- [To be done]: Skip the pictures and repeat each line of the data exactly.

- [Provided data]:

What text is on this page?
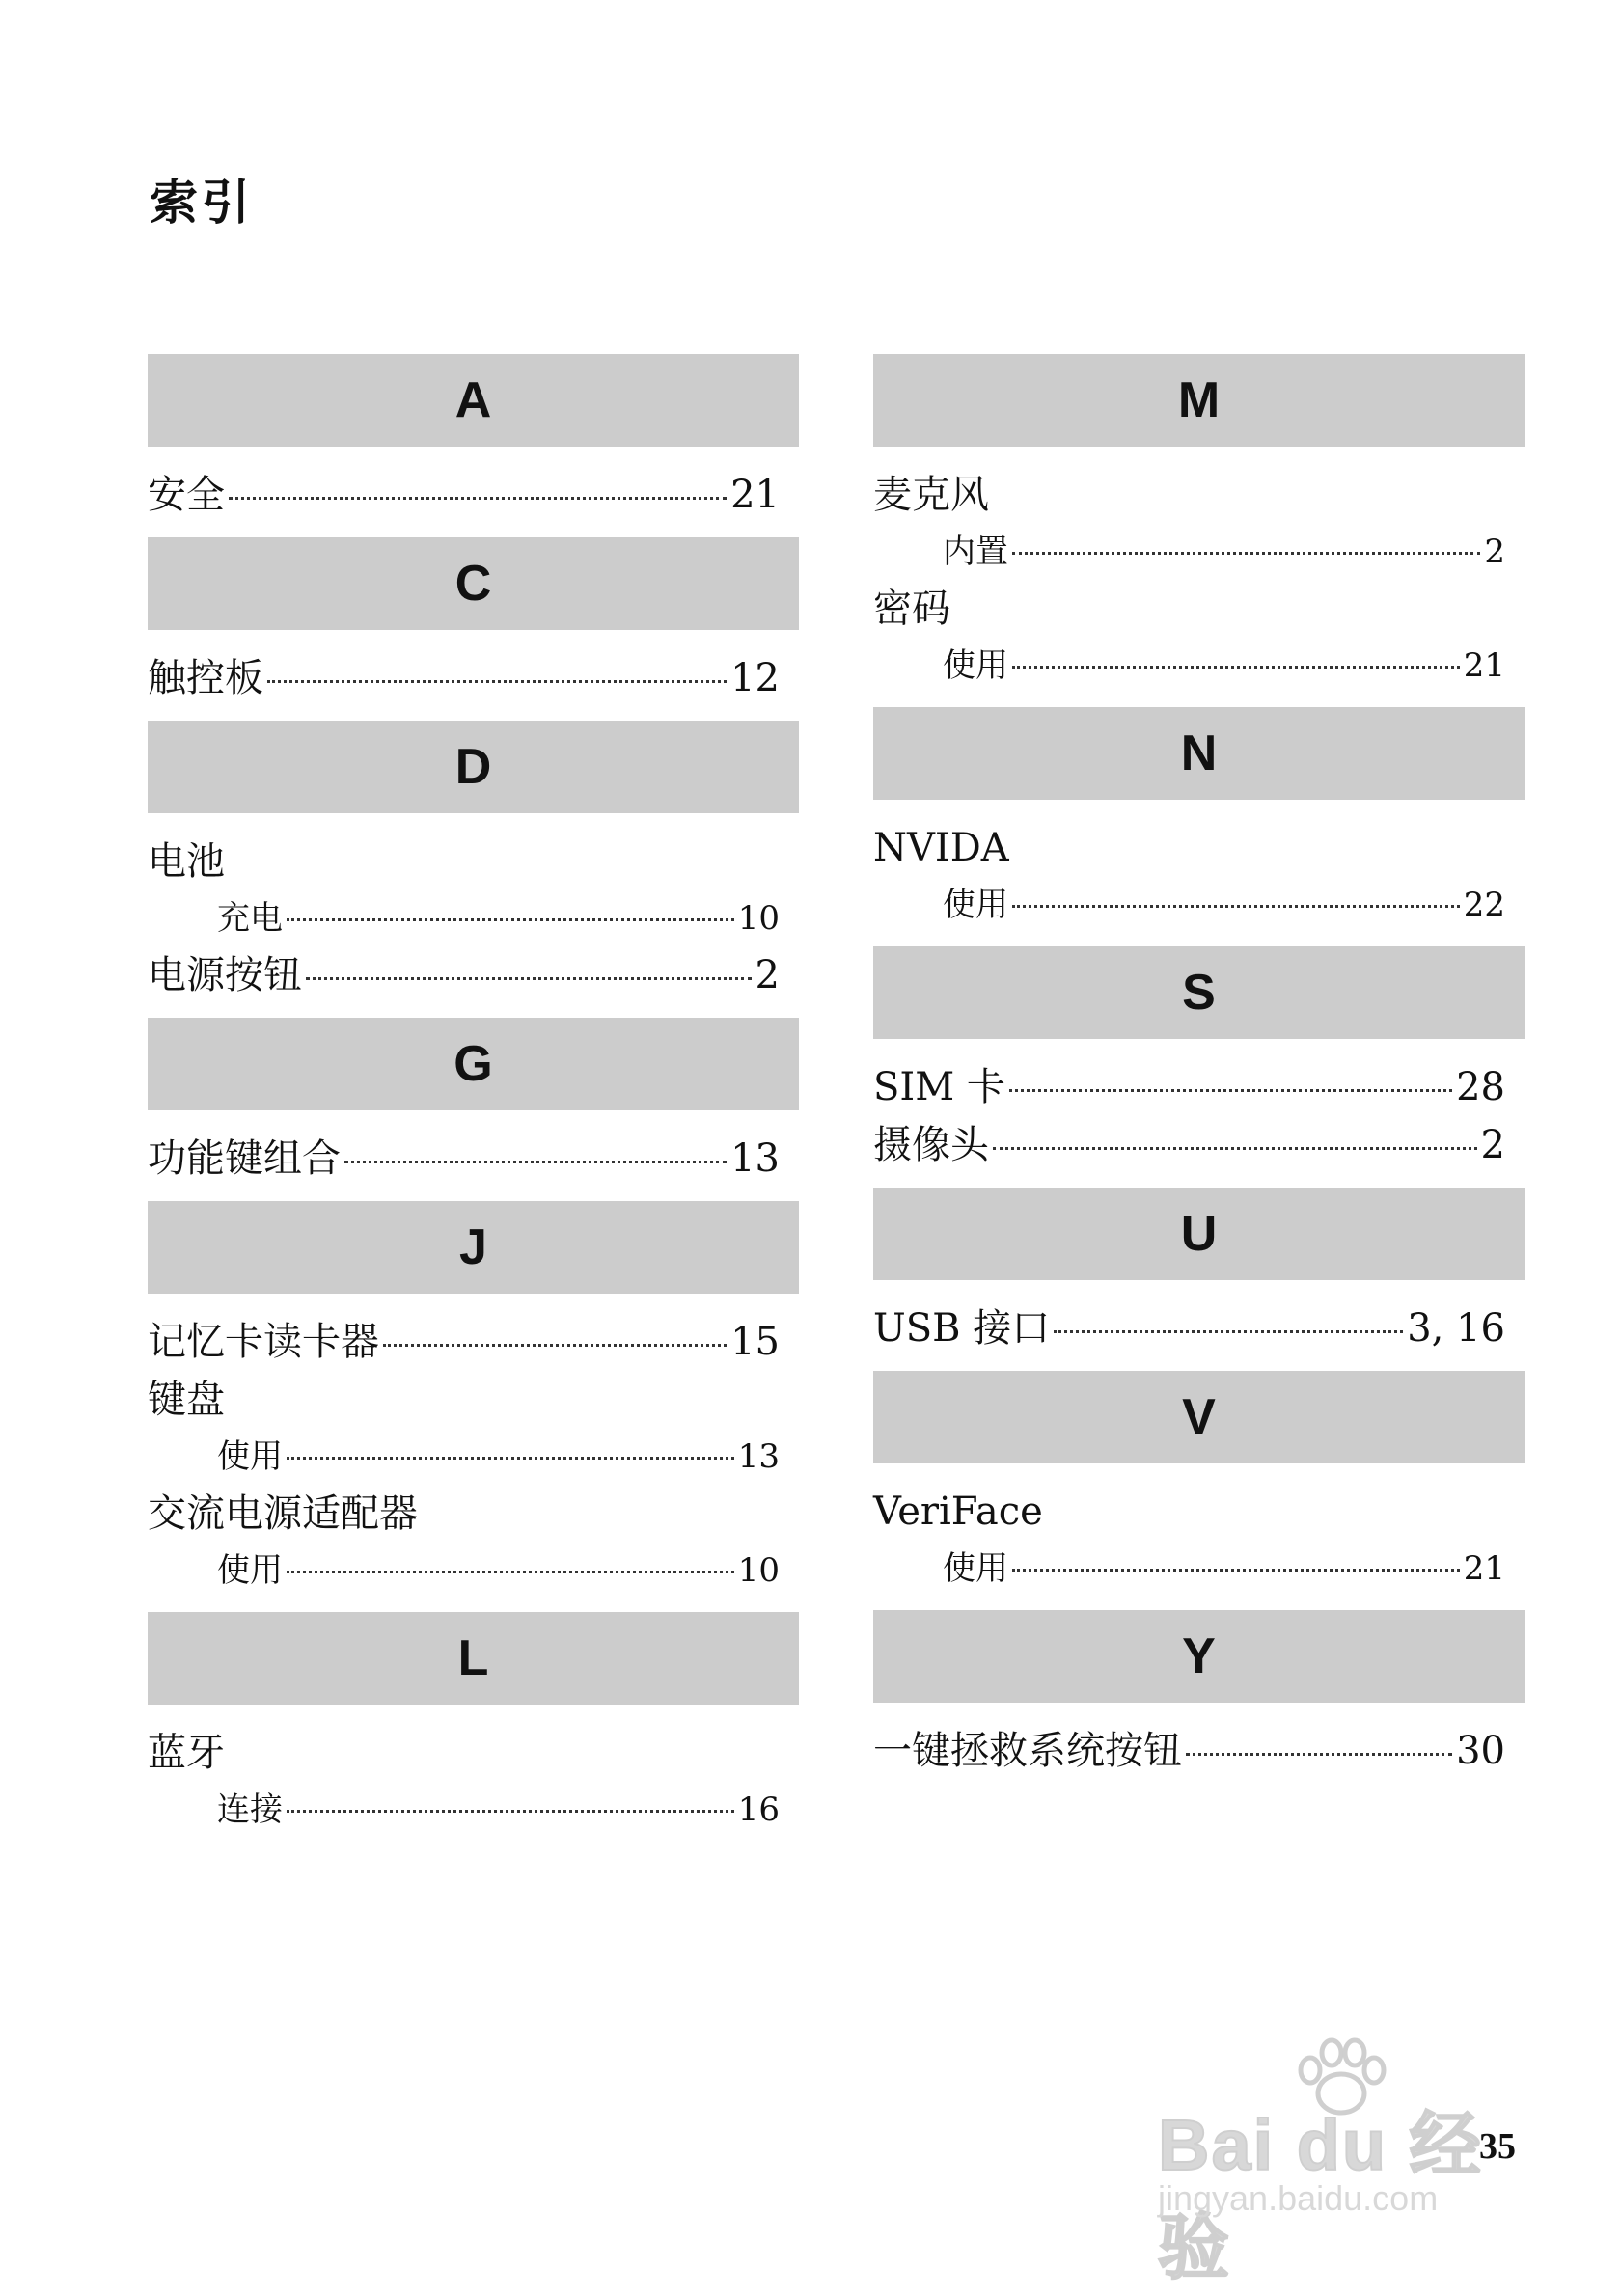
索引
A
安全	21
C
触控板	12
D
电池
充电	10
电源按钮	2
G
功能键组合	13
J
记忆卡读卡器	15
键盘
使用	13
交流电源适配器
使用	10
L
蓝牙
连接	16
M
麦克风
内置	2
密码
使用	21
N
NVIDA
使用	22
S
SIM 卡	28
摄像头	2
U
USB 接口	3, 16
V
VeriFace
使用	21
Y
一键拯救系统按钮	30
35
Bai du 经验
jingyan.baidu.com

- [Answer for the task]:
What text is on this page?
索引
A
安全	21
C
触控板	12
D
电池
充电	10
电源按钮	2
G
功能键组合	13
J
记忆卡读卡器	15
键盘
使用	13
交流电源适配器
使用	10
L
蓝牙
连接	16
M
麦克风
内置	2
密码
使用	21
N
NVIDA
使用	22
S
SIM 卡	28
摄像头	2
U
USB 接口	3, 16
V
VeriFace
使用	21
Y
一键拯救系统按钮	30
35
Bai du 经验
jingyan.baidu.com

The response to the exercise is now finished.